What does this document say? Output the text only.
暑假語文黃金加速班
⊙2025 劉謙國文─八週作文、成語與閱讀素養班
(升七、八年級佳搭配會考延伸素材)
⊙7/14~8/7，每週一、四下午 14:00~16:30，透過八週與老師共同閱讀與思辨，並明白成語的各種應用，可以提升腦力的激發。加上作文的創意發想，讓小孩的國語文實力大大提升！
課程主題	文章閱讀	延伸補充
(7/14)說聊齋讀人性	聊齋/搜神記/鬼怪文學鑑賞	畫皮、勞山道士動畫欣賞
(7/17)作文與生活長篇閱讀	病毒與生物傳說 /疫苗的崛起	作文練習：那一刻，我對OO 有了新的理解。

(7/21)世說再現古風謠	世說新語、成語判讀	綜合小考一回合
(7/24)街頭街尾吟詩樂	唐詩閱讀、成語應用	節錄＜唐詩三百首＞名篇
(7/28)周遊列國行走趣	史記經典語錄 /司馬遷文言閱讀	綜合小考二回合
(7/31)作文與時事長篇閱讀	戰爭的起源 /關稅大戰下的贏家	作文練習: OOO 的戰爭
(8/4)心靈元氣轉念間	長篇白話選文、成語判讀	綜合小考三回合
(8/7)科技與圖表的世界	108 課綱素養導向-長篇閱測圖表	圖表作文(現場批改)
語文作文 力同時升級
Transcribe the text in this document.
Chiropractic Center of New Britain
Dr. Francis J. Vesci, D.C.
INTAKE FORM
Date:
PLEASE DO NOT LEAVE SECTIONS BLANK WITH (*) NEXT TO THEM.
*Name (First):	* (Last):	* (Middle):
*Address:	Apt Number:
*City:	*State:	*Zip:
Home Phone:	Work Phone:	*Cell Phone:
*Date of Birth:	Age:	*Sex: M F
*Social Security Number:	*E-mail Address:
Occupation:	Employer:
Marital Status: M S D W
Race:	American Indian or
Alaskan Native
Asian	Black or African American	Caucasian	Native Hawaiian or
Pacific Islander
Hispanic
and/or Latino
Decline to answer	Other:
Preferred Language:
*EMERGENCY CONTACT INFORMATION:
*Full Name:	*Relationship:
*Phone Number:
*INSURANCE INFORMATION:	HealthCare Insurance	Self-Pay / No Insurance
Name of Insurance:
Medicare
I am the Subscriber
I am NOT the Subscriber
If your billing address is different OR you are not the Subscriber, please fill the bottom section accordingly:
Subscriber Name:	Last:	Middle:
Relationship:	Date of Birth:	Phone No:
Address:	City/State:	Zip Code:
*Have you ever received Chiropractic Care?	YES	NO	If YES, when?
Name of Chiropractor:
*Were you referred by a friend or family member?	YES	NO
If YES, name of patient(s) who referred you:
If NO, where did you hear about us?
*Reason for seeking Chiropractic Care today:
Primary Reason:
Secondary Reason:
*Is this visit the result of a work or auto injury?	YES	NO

· · · ·

Repeat, without changes, every line from the one that contains "Transcribe the text in this document." through the final line of the data.

Transcribe the text in this document.
Chiropractic Center of New Britain
Dr. Francis J. Vesci, D.C.
INTAKE FORM
Date:
PLEASE DO NOT LEAVE SECTIONS BLANK WITH (*) NEXT TO THEM.
*Name (First):	* (Last):	* (Middle):
*Address:	Apt Number:
*City:	*State:	*Zip:
Home Phone:	Work Phone:	*Cell Phone:
*Date of Birth:	Age:	*Sex: M F
*Social Security Number:	*E-mail Address:
Occupation:	Employer:
Marital Status: M S D W
Race:	American Indian or
Alaskan Native
Asian	Black or African American	Caucasian	Native Hawaiian or
Pacific Islander
Hispanic
and/or Latino
Decline to answer	Other:
Preferred Language:
*EMERGENCY CONTACT INFORMATION:
*Full Name:	*Relationship:
*Phone Number:
*INSURANCE INFORMATION:	HealthCare Insurance	Self-Pay / No Insurance
Name of Insurance:
Medicare
I am the Subscriber
I am NOT the Subscriber
If your billing address is different OR you are not the Subscriber, please fill the bottom section accordingly:
Subscriber Name:	Last:	Middle:
Relationship:	Date of Birth:	Phone No:
Address:	City/State:	Zip Code:
*Have you ever received Chiropractic Care?	YES	NO	If YES, when?
Name of Chiropractor:
*Were you referred by a friend or family member?	YES	NO
If YES, name of patient(s) who referred you:
If NO, where did you hear about us?
*Reason for seeking Chiropractic Care today:
Primary Reason:
Secondary Reason:
*Is this visit the result of a work or auto injury?	YES	NO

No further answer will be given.